## What is being asked:
List all lines of the data containing the word "name".

(Rows from a figure dataset)
begin

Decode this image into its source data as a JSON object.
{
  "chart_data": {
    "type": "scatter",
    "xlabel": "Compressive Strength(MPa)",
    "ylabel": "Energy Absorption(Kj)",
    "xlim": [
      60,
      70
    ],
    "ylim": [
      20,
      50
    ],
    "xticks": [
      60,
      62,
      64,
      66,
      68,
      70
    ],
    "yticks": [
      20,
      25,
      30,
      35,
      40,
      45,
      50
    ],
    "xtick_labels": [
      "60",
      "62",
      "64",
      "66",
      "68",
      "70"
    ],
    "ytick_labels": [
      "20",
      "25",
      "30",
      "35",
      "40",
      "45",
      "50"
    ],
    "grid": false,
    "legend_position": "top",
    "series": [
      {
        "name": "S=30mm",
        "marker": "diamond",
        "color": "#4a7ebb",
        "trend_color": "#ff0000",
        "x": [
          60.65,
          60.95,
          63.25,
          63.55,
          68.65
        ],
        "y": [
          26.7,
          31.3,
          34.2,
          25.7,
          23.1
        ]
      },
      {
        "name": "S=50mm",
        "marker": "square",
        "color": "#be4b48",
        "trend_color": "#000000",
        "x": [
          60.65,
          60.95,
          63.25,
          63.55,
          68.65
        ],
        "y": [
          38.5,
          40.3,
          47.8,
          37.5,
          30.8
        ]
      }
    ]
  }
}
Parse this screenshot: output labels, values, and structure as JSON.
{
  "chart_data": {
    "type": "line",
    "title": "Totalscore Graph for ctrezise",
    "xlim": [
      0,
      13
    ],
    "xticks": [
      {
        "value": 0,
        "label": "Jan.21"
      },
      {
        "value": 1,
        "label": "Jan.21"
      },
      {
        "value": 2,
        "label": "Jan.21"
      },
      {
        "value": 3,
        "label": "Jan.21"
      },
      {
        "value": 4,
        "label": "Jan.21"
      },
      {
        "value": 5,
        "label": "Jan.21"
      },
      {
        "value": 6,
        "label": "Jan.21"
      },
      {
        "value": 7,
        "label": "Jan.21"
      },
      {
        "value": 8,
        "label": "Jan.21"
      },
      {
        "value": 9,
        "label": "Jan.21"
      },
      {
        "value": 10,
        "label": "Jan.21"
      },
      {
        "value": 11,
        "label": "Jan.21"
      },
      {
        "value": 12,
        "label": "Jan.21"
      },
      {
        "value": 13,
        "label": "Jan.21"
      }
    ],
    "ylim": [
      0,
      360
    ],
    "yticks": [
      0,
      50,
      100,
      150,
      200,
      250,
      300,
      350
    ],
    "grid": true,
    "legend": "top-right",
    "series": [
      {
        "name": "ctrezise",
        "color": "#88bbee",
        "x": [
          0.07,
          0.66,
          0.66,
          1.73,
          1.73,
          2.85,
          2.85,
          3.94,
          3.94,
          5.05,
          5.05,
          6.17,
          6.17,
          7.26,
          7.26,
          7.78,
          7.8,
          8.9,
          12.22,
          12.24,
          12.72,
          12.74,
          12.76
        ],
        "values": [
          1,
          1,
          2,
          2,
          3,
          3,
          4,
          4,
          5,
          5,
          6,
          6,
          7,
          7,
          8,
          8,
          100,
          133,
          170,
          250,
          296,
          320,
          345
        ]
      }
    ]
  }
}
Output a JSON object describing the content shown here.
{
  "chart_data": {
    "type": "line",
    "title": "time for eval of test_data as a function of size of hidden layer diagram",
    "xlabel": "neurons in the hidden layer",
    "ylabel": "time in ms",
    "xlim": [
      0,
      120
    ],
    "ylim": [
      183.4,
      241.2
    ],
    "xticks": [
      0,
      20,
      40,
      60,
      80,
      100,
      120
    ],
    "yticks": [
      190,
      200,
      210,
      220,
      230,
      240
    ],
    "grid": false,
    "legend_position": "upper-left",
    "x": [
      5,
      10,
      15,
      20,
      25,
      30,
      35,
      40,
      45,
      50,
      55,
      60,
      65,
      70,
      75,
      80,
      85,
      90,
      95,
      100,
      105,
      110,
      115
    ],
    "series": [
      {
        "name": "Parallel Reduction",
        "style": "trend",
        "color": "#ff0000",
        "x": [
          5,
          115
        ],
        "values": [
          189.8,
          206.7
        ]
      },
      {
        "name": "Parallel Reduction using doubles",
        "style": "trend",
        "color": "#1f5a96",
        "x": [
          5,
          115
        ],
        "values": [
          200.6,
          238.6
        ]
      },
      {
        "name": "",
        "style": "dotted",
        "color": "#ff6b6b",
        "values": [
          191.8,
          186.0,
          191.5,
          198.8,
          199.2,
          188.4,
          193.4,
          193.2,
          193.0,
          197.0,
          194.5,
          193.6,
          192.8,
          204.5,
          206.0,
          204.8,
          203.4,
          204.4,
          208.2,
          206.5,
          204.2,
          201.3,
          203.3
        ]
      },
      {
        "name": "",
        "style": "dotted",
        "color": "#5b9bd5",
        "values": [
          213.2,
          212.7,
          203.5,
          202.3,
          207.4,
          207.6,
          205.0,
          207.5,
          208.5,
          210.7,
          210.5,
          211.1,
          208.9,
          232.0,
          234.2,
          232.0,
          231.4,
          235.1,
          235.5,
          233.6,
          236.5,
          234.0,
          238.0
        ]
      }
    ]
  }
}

end
begin

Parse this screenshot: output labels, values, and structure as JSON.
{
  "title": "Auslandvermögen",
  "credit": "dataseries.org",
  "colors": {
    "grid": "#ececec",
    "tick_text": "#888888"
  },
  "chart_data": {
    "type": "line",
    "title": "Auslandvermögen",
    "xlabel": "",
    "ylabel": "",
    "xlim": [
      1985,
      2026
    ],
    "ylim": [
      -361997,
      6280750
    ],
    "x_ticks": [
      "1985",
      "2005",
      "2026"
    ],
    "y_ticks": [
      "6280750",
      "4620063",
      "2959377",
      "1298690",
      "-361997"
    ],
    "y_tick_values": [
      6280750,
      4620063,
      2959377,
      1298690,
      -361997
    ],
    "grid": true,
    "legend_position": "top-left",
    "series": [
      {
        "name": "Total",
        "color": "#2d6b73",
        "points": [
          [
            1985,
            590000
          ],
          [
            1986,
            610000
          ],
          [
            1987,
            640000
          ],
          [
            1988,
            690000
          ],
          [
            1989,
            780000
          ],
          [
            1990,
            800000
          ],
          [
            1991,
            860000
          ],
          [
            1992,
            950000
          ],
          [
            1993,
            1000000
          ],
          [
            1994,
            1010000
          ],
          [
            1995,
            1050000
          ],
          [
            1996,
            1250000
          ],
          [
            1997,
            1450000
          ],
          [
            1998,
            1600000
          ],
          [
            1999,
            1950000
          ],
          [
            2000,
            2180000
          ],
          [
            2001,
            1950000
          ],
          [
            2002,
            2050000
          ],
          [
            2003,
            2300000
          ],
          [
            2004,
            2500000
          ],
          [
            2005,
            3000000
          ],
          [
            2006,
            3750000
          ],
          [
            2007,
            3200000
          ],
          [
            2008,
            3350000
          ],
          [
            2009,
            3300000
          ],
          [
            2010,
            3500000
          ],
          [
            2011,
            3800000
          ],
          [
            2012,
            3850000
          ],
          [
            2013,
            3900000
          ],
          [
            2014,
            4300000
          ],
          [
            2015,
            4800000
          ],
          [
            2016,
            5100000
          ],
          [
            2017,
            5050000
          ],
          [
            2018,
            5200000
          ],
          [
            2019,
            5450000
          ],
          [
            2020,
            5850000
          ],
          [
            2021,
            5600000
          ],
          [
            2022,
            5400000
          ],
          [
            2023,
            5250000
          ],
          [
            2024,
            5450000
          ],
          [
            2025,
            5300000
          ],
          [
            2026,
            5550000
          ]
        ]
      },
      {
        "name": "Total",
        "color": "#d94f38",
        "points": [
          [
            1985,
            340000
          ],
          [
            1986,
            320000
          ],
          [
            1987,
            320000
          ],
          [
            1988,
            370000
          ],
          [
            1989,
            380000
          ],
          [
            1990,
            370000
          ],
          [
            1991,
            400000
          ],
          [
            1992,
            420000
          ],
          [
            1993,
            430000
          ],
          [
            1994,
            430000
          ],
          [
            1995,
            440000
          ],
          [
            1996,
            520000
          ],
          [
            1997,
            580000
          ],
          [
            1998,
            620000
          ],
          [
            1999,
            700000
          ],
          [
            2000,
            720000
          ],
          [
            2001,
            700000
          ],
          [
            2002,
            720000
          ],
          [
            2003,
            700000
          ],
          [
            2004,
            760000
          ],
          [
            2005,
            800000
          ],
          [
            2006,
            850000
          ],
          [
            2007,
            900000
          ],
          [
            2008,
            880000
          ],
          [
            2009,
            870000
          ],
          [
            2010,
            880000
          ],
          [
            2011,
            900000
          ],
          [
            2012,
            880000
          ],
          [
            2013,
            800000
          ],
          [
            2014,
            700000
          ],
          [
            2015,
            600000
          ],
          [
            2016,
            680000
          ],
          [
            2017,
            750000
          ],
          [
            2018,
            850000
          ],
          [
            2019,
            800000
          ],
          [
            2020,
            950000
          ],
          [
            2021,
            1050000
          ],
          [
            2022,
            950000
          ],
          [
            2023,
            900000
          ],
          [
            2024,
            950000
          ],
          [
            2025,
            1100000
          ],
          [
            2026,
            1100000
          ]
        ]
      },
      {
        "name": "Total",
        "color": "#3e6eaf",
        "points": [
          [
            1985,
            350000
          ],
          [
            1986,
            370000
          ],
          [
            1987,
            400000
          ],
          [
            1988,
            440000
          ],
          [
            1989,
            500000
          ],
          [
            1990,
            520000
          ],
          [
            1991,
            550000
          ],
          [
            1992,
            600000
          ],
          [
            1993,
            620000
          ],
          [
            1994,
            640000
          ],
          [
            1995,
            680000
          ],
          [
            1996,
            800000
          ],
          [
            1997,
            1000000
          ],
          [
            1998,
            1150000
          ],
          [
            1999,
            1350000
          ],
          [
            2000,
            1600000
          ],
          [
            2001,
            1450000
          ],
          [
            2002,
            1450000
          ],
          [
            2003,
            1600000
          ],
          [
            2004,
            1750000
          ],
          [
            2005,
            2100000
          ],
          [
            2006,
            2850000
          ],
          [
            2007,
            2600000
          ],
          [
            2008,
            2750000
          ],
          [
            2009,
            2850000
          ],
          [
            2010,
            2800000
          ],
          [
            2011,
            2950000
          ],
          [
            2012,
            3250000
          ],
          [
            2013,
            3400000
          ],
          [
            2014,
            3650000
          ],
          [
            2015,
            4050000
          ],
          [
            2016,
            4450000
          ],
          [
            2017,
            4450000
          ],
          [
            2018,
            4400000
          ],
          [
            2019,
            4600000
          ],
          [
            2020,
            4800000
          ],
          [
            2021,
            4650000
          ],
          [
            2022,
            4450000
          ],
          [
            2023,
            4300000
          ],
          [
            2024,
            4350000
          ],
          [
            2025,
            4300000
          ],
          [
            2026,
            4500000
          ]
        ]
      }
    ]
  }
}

end

## Solution for this task:
        "name": "S=30mm",
        "name": "S=50mm",
        "name": "ctrezise",
        "name": "Parallel Reduction",
        "name": "Parallel Reduction using doubles",
        "name": "",
        "name": "",
        "name": "Total",
        "name": "Total",
        "name": "Total",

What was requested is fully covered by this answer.